→ **Given data**:
────────

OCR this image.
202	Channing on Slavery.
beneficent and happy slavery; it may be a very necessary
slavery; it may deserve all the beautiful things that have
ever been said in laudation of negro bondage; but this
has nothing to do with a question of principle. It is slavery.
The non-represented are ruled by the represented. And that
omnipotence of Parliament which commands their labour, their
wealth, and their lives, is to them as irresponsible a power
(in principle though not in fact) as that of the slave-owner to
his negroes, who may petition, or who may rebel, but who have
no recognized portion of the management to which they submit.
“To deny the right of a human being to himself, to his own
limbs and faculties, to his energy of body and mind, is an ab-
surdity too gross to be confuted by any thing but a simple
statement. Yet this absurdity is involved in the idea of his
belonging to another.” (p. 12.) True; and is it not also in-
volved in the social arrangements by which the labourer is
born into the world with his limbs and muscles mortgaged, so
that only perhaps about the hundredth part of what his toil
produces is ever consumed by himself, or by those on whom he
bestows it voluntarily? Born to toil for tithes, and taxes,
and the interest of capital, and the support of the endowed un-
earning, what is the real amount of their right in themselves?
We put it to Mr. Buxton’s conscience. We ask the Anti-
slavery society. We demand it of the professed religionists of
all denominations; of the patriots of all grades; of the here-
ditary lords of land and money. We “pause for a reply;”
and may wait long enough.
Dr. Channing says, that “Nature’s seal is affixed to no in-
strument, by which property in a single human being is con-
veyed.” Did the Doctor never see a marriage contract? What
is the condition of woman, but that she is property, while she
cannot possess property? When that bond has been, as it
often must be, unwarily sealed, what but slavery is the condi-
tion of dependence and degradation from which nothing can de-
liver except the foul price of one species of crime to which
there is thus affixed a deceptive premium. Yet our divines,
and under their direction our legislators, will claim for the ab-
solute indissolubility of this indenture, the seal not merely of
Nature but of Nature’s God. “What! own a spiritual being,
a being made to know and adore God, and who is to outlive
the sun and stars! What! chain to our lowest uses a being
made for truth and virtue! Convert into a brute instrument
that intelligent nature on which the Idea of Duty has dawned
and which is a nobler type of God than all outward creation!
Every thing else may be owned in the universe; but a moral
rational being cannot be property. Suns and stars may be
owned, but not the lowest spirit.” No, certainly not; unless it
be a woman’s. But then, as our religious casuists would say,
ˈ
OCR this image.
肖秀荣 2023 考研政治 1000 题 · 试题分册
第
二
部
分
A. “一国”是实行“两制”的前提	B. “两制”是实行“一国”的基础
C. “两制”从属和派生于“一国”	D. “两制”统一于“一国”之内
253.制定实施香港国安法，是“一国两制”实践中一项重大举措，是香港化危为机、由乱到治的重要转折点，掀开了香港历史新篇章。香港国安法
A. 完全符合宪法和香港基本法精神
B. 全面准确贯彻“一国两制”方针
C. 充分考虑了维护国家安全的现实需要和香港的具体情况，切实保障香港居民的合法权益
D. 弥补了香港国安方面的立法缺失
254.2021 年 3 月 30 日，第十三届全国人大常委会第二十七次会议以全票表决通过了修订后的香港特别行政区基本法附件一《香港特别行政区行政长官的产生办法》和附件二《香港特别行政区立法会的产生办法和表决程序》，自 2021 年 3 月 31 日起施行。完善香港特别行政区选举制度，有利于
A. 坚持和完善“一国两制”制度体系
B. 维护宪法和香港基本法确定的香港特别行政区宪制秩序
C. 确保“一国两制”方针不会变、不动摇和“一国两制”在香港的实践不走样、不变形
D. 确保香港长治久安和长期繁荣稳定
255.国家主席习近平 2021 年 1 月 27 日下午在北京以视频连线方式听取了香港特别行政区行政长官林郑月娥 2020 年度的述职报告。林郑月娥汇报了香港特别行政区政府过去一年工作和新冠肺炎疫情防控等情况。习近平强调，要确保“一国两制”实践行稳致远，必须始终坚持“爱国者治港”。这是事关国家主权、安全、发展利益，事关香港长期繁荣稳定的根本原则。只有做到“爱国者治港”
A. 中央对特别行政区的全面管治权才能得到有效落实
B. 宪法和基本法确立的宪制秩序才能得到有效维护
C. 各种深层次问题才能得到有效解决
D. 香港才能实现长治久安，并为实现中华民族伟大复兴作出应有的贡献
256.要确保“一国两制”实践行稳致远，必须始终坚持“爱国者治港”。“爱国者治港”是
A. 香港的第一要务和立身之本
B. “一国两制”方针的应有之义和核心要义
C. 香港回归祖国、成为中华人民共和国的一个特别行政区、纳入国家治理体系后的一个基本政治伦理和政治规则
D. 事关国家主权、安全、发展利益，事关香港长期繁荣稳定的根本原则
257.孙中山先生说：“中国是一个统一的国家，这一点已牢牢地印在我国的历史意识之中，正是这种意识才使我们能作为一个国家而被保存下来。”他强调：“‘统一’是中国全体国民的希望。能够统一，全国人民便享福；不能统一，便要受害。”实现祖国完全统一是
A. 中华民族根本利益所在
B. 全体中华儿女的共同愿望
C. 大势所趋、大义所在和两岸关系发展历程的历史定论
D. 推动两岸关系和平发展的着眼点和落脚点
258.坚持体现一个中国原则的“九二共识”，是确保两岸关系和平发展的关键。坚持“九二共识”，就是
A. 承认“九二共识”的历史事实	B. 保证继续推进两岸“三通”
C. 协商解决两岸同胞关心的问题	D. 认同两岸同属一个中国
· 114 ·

────────

From the entries above, copy every line that holds the word "principle".

→ **Exercise response**:
has nothing to do with a question of principle. It is slavery.
(in principle though not in fact) as that of the slave-owner to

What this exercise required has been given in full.